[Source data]
──────
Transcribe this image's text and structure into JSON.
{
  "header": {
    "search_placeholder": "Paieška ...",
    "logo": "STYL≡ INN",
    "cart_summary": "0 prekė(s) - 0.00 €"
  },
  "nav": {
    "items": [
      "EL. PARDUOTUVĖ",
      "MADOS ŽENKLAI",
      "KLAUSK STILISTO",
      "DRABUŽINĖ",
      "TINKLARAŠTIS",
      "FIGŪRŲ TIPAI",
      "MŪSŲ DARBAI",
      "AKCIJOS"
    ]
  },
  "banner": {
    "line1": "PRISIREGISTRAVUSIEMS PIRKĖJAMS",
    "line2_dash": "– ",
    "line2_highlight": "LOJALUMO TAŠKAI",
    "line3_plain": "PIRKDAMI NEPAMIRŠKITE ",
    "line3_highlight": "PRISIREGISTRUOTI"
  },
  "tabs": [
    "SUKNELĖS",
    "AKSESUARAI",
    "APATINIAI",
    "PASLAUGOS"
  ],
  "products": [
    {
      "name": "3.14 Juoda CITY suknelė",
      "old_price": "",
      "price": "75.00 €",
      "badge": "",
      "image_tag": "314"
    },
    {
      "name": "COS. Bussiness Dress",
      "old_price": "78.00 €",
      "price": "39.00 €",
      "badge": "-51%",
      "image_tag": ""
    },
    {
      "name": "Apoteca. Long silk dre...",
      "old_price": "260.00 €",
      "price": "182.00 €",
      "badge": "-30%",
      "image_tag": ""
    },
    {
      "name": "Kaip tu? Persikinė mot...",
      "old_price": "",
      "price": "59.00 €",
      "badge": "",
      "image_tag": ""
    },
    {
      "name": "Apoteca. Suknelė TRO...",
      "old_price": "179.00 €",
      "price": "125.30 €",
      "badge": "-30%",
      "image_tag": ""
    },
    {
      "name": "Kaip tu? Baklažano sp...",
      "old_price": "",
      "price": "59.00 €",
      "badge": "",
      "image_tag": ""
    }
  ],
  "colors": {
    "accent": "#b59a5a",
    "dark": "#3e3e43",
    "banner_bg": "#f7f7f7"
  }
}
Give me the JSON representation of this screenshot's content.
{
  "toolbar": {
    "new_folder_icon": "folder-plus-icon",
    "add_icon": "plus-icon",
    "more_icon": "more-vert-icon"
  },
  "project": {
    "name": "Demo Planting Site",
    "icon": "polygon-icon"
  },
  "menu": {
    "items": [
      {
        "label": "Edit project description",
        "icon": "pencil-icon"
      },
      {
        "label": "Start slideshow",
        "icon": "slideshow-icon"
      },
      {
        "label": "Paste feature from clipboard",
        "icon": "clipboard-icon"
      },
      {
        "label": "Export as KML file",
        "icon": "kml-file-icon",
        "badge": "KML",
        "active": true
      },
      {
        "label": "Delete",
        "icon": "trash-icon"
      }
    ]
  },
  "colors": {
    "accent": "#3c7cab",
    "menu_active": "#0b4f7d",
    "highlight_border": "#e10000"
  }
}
──────
WHAT THE EXERCISE ASKS: Quote each line of the listing above exactly.

ANSWER TO THIS EXERCISE:
Transcribe this image's text and structure into JSON.
{
  "header": {
    "search_placeholder": "Paieška ...",
    "logo": "STYL≡ INN",
    "cart_summary": "0 prekė(s) - 0.00 €"
  },
  "nav": {
    "items": [
      "EL. PARDUOTUVĖ",
      "MADOS ŽENKLAI",
      "KLAUSK STILISTO",
      "DRABUŽINĖ",
      "TINKLARAŠTIS",
      "FIGŪRŲ TIPAI",
      "MŪSŲ DARBAI",
      "AKCIJOS"
    ]
  },
  "banner": {
    "line1": "PRISIREGISTRAVUSIEMS PIRKĖJAMS",
    "line2_dash": "– ",
    "line2_highlight": "LOJALUMO TAŠKAI",
    "line3_plain": "PIRKDAMI NEPAMIRŠKITE ",
    "line3_highlight": "PRISIREGISTRUOTI"
  },
  "tabs": [
    "SUKNELĖS",
    "AKSESUARAI",
    "APATINIAI",
    "PASLAUGOS"
  ],
  "products": [
    {
      "name": "3.14 Juoda CITY suknelė",
      "old_price": "",
      "price": "75.00 €",
      "badge": "",
      "image_tag": "314"
    },
    {
      "name": "COS. Bussiness Dress",
      "old_price": "78.00 €",
      "price": "39.00 €",
      "badge": "-51%",
      "image_tag": ""
    },
    {
      "name": "Apoteca. Long silk dre...",
      "old_price": "260.00 €",
      "price": "182.00 €",
      "badge": "-30%",
      "image_tag": ""
    },
    {
      "name": "Kaip tu? Persikinė mot...",
      "old_price": "",
      "price": "59.00 €",
      "badge": "",
      "image_tag": ""
    },
    {
      "name": "Apoteca. Suknelė TRO...",
      "old_price": "179.00 €",
      "price": "125.30 €",
      "badge": "-30%",
      "image_tag": ""
    },
    {
      "name": "Kaip tu? Baklažano sp...",
      "old_price": "",
      "price": "59.00 €",
      "badge": "",
      "image_tag": ""
    }
  ],
  "colors": {
    "accent": "#b59a5a",
    "dark": "#3e3e43",
    "banner_bg": "#f7f7f7"
  }
}
Give me the JSON representation of this screenshot's content.
{
  "toolbar": {
    "new_folder_icon": "folder-plus-icon",
    "add_icon": "plus-icon",
    "more_icon": "more-vert-icon"
  },
  "project": {
    "name": "Demo Planting Site",
    "icon": "polygon-icon"
  },
  "menu": {
    "items": [
      {
        "label": "Edit project description",
        "icon": "pencil-icon"
      },
      {
        "label": "Start slideshow",
        "icon": "slideshow-icon"
      },
      {
        "label": "Paste feature from clipboard",
        "icon": "clipboard-icon"
      },
      {
        "label": "Export as KML file",
        "icon": "kml-file-icon",
        "badge": "KML",
        "active": true
      },
      {
        "label": "Delete",
        "icon": "trash-icon"
      }
    ]
  },
  "colors": {
    "accent": "#3c7cab",
    "menu_active": "#0b4f7d",
    "highlight_border": "#e10000"
  }
}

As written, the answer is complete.